• _Task description_
List all lines of the data containing the word "this".

*****

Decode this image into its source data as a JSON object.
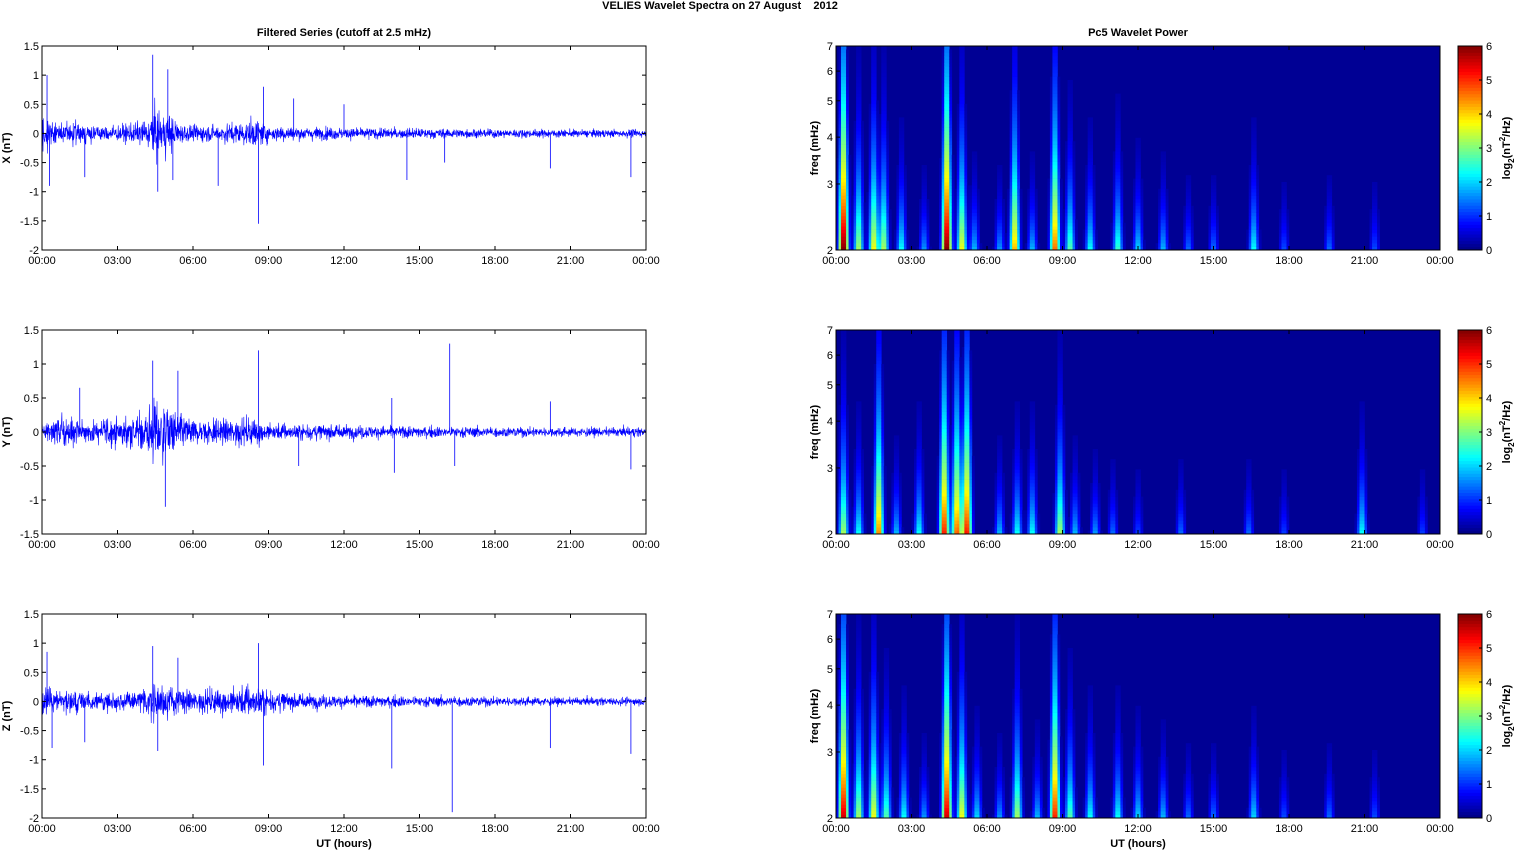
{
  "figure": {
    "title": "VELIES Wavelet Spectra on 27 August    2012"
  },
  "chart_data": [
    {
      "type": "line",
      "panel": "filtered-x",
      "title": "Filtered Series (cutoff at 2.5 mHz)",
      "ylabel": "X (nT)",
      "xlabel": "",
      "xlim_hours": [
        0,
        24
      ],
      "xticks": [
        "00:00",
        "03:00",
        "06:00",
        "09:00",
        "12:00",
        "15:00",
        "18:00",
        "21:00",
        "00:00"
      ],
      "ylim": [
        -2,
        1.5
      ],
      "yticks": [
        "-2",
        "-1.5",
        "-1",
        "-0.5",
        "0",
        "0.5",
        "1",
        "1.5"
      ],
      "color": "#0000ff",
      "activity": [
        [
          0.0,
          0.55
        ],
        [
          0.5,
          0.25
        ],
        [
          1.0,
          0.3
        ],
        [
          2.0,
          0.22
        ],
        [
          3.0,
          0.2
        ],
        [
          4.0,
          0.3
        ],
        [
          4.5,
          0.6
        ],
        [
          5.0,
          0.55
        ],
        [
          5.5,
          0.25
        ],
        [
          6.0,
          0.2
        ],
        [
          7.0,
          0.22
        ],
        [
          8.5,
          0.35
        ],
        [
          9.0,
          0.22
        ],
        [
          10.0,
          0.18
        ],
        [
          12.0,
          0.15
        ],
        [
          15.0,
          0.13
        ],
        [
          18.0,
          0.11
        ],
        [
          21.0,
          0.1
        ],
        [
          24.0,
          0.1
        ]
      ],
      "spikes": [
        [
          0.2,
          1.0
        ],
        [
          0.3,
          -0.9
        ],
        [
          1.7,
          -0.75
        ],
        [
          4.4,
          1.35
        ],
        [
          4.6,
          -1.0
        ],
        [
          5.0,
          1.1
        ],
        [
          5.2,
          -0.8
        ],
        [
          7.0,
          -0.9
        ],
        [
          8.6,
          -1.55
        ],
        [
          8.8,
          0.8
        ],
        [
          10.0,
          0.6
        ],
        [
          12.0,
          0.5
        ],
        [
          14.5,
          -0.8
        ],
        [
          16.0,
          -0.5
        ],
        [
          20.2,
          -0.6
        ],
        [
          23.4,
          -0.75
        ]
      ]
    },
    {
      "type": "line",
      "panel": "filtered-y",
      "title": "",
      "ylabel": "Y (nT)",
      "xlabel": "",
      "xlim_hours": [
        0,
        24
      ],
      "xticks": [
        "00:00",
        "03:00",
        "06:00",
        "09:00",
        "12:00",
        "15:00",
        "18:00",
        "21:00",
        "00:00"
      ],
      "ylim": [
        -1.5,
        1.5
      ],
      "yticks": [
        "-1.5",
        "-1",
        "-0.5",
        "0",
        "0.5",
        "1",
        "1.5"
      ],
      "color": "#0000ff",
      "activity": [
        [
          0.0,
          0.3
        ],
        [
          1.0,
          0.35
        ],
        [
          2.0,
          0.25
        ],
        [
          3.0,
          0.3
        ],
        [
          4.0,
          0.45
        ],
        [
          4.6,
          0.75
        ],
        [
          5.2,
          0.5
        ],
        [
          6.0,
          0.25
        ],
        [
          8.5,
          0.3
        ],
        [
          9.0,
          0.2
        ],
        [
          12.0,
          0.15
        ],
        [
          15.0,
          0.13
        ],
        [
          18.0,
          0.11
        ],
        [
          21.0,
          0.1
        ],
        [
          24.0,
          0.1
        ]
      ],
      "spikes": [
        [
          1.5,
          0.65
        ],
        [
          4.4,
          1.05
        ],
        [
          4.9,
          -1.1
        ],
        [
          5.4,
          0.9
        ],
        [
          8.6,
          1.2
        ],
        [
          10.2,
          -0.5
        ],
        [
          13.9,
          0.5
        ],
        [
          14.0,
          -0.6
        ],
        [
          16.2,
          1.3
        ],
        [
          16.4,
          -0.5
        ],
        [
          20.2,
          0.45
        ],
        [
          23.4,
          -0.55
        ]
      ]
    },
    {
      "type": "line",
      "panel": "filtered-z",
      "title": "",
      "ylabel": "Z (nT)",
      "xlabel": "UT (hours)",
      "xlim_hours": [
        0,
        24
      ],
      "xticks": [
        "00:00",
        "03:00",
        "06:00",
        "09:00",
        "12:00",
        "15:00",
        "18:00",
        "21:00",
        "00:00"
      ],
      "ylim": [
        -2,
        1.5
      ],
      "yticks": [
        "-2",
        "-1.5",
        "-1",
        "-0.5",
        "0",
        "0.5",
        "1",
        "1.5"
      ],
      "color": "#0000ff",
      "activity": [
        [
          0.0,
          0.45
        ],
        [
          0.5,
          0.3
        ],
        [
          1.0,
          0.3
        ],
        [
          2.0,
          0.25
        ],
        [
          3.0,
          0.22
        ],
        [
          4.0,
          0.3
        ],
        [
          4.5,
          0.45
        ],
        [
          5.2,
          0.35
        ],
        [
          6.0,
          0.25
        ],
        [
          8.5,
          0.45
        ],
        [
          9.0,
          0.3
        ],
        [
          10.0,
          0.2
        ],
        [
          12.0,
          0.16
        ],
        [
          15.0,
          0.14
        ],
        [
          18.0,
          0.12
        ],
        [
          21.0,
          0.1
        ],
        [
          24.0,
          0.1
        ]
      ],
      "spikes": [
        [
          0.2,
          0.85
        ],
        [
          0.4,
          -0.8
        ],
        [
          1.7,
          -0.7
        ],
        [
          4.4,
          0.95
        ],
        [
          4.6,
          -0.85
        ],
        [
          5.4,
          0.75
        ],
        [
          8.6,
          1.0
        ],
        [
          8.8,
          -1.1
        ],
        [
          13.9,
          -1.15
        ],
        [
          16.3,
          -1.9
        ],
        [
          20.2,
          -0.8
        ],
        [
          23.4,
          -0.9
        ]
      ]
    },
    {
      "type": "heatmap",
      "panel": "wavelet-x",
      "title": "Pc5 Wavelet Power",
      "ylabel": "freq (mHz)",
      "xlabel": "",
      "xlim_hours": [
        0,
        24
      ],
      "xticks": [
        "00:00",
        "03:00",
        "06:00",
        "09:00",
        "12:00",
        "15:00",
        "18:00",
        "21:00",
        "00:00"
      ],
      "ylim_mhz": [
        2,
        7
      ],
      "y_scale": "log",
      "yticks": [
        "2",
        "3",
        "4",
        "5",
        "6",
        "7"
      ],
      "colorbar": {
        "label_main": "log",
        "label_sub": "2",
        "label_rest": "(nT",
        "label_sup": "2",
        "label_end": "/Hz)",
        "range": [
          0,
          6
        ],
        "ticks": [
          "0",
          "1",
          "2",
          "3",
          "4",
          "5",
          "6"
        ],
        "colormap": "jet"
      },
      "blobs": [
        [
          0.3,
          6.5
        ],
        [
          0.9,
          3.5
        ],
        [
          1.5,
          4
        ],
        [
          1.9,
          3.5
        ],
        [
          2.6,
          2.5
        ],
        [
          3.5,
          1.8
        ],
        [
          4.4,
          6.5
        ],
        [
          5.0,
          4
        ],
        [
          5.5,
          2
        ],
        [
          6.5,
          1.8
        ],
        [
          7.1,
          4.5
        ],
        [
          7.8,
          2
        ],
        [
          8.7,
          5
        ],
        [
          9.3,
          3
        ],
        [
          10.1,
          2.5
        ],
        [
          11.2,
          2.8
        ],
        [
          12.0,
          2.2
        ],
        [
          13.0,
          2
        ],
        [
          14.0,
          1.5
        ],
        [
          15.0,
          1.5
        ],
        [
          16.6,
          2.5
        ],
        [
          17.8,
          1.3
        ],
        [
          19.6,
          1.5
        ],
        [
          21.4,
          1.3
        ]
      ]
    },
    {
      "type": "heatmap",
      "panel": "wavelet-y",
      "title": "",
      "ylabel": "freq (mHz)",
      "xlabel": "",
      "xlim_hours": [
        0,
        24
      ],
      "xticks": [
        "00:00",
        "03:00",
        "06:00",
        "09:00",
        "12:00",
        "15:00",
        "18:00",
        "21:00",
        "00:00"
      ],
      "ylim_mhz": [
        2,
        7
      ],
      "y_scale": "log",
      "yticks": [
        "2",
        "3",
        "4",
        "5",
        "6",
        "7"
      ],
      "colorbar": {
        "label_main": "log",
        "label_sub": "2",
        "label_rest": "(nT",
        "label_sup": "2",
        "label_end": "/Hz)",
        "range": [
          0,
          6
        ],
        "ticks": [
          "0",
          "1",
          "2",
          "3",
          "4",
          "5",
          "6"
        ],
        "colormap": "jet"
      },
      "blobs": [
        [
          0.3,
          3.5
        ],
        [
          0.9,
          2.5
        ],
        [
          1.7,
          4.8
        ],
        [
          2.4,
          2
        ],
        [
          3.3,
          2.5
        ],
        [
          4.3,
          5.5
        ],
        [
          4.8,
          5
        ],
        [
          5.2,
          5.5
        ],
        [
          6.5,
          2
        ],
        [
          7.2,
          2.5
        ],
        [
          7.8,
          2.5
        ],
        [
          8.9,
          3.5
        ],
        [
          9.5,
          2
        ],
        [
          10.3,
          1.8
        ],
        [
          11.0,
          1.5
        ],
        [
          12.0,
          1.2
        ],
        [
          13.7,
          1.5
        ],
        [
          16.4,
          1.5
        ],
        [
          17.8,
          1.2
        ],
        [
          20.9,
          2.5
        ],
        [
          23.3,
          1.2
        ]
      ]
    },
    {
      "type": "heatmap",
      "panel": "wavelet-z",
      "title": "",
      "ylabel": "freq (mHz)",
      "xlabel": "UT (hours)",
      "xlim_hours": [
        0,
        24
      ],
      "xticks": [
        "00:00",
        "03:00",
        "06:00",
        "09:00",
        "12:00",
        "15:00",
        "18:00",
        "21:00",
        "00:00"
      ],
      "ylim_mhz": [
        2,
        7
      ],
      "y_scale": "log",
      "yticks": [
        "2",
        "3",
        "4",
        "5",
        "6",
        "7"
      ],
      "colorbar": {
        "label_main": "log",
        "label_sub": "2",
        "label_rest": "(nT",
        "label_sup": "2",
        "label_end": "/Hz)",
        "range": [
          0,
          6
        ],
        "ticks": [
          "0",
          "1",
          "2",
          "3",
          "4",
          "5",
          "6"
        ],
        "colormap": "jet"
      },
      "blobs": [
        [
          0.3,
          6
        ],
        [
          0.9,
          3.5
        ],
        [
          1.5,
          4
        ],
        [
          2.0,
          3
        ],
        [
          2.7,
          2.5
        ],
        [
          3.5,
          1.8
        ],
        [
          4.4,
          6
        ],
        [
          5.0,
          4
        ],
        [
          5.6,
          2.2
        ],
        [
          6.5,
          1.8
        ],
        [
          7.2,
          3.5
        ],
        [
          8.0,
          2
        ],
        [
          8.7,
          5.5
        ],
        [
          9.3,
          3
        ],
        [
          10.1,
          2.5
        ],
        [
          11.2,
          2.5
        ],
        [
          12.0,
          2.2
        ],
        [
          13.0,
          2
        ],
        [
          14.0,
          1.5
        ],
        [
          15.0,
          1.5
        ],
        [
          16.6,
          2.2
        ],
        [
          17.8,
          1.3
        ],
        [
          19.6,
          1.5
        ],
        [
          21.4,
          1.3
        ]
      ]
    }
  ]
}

*****

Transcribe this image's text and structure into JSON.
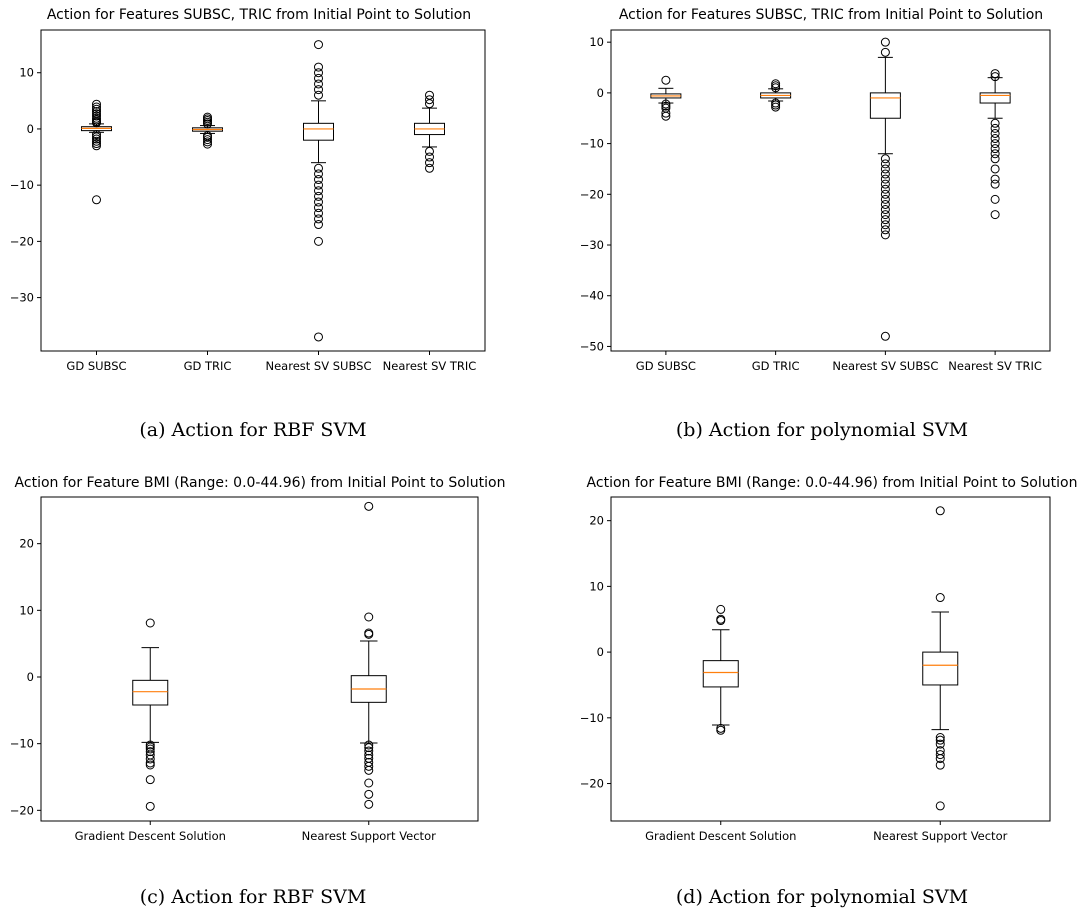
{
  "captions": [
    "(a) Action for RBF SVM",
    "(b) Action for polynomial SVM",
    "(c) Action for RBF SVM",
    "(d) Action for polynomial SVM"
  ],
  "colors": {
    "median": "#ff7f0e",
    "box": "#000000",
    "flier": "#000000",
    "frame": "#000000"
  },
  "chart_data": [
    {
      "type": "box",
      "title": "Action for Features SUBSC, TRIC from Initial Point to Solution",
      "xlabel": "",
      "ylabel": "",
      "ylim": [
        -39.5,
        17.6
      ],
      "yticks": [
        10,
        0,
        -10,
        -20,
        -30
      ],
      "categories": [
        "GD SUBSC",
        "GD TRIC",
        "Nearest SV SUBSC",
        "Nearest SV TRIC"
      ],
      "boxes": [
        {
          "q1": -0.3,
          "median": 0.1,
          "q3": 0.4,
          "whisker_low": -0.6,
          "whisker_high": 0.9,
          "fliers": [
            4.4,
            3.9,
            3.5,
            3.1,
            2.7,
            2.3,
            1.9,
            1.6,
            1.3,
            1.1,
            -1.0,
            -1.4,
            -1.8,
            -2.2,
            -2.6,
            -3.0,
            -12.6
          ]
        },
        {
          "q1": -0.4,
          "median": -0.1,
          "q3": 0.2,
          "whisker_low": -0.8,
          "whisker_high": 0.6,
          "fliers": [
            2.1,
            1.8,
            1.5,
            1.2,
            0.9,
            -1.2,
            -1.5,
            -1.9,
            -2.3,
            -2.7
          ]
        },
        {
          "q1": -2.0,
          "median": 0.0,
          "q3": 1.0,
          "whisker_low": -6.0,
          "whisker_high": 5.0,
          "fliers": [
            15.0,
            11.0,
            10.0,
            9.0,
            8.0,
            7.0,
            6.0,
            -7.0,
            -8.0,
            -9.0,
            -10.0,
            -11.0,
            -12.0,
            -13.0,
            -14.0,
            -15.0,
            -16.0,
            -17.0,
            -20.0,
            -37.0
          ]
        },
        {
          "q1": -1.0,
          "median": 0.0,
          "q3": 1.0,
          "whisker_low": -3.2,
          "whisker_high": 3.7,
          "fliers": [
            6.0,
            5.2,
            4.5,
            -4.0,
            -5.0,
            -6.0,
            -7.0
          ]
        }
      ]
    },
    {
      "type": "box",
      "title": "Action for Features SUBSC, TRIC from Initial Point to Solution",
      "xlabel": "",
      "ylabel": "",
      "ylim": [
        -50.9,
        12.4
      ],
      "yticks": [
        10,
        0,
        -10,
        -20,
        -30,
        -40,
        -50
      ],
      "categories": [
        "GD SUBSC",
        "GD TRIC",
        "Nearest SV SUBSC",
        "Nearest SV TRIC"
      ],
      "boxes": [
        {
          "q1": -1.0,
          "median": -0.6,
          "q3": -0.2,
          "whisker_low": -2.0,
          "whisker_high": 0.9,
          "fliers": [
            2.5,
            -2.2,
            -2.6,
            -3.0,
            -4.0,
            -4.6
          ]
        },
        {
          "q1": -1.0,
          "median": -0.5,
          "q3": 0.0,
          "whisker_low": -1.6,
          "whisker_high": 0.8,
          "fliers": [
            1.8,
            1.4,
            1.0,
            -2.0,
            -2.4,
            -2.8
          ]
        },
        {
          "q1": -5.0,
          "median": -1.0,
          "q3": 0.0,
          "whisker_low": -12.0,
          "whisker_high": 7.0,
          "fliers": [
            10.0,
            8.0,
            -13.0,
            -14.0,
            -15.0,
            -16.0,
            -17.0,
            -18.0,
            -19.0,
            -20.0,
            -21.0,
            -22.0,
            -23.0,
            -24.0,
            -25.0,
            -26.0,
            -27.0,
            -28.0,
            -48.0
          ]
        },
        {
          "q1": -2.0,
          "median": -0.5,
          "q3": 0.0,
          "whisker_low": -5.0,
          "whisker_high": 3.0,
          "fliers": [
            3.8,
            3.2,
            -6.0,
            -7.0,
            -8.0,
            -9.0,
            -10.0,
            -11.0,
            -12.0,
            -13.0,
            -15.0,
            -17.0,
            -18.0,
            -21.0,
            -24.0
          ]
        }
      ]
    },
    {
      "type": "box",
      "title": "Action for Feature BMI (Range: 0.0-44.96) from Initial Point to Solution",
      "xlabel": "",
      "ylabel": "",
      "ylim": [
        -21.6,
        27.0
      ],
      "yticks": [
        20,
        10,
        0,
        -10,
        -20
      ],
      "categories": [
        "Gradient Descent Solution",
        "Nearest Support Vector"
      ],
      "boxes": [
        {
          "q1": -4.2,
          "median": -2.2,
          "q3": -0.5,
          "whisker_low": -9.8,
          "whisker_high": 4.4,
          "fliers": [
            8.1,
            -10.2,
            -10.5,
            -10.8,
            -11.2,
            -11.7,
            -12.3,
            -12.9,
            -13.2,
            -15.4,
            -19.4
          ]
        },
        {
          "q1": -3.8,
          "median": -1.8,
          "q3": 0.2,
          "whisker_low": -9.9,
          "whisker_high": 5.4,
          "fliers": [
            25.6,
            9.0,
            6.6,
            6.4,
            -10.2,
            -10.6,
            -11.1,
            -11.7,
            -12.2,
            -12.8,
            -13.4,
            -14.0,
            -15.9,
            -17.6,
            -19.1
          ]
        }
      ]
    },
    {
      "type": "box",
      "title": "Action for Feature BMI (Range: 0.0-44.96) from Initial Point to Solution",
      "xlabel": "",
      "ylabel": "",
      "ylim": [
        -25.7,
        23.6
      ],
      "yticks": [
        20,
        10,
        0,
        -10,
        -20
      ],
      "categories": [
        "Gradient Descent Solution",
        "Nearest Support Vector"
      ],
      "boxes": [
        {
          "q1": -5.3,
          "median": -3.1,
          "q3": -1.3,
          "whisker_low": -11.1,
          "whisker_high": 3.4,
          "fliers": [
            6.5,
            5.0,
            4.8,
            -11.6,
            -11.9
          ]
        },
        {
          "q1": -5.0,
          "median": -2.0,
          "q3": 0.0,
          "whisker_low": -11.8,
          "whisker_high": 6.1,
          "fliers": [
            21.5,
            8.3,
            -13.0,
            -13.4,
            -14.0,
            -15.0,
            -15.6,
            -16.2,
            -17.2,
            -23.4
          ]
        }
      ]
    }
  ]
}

*****

• _Exercise answer_
Decode this image into its source data as a JSON object.
Transcribe this image's text and structure into JSON.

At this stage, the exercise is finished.